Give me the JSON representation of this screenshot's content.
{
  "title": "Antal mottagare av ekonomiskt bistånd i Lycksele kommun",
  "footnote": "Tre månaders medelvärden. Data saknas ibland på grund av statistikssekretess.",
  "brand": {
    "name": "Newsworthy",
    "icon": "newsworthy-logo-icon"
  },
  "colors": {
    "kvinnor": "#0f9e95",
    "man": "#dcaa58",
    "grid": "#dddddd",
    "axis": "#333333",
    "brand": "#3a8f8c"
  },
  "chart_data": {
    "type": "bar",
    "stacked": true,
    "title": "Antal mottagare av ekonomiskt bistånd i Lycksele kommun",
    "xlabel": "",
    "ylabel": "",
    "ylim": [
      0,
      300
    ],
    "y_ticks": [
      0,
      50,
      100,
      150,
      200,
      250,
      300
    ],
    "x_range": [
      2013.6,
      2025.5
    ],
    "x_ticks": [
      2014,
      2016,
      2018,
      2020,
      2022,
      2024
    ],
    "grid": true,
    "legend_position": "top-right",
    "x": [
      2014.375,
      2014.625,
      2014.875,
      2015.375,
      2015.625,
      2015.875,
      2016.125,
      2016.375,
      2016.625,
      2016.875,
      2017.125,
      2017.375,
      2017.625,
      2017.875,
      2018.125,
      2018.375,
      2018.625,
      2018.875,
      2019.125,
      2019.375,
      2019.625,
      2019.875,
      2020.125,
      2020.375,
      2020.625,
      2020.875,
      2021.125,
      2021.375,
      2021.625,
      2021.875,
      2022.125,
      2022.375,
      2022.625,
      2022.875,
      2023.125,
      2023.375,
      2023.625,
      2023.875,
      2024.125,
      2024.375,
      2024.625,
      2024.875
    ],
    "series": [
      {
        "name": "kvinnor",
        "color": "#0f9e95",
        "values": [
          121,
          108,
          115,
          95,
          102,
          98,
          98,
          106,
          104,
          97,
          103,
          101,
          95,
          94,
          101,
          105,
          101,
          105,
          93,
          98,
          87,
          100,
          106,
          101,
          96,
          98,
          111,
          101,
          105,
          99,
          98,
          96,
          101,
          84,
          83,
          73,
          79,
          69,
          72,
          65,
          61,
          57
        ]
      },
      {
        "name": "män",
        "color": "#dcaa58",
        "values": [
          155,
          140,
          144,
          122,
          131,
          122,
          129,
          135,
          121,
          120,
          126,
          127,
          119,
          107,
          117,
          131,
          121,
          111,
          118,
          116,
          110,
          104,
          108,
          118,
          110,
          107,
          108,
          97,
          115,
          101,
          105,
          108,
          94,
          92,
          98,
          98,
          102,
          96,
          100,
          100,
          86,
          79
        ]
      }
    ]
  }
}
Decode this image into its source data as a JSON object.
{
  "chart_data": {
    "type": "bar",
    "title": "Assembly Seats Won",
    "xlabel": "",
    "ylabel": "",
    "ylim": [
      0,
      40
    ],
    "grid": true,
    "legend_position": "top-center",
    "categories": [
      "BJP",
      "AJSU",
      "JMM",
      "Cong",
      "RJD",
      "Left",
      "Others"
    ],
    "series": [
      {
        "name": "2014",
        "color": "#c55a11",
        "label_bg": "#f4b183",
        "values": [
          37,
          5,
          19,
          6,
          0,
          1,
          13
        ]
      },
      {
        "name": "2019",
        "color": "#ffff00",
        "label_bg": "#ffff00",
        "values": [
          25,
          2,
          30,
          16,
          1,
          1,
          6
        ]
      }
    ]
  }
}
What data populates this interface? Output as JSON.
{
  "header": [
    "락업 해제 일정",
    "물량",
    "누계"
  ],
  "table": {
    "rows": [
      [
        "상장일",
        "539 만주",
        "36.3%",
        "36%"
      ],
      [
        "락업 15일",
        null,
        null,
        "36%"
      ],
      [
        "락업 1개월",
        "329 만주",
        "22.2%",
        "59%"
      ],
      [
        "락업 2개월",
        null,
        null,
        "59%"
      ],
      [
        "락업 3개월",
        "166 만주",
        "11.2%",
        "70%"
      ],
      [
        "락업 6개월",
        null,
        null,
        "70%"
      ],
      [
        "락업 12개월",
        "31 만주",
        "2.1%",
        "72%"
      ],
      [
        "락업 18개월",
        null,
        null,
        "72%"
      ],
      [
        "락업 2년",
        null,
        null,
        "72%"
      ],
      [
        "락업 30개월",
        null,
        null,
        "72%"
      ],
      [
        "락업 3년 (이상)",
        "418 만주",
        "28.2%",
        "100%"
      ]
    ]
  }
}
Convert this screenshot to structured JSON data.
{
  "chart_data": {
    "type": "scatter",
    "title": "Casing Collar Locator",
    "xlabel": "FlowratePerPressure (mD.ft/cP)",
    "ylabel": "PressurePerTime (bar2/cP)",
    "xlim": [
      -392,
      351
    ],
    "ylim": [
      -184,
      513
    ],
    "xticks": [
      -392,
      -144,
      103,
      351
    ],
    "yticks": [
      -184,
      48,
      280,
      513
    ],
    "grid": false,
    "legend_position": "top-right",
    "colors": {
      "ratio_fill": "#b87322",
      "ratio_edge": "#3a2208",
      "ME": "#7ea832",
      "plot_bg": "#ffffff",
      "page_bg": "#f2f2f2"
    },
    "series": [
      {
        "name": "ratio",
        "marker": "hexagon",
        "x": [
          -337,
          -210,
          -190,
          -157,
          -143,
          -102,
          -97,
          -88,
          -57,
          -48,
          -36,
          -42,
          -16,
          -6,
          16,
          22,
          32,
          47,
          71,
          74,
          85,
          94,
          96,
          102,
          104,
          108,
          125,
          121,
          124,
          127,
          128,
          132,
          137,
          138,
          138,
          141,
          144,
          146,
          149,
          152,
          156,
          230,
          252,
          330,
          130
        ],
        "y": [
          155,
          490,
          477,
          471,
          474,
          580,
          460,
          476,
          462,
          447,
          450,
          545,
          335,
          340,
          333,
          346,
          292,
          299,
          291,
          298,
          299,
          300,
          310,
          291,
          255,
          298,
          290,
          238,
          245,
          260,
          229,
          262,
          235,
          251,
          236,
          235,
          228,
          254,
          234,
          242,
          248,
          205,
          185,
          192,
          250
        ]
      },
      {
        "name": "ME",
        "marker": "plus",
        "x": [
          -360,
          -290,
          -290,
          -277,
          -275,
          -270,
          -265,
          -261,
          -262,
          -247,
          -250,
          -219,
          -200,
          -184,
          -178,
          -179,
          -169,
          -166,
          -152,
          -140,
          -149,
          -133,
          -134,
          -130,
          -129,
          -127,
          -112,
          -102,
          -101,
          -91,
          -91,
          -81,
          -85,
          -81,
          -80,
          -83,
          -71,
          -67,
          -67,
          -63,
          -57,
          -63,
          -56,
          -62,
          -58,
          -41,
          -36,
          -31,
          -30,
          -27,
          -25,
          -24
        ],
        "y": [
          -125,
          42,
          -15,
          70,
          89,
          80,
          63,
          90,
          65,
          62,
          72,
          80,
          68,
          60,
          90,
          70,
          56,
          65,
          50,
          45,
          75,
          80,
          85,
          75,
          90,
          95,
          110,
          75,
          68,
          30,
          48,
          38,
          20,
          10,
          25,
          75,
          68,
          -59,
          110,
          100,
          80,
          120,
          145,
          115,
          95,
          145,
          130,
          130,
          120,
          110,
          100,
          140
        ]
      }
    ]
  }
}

··········

Given instruction —
Pick out every line with the string "grid" and copy it.

Response —
    "grid": "#dddddd",
    "grid": true,
    "grid": true,
    "grid": false,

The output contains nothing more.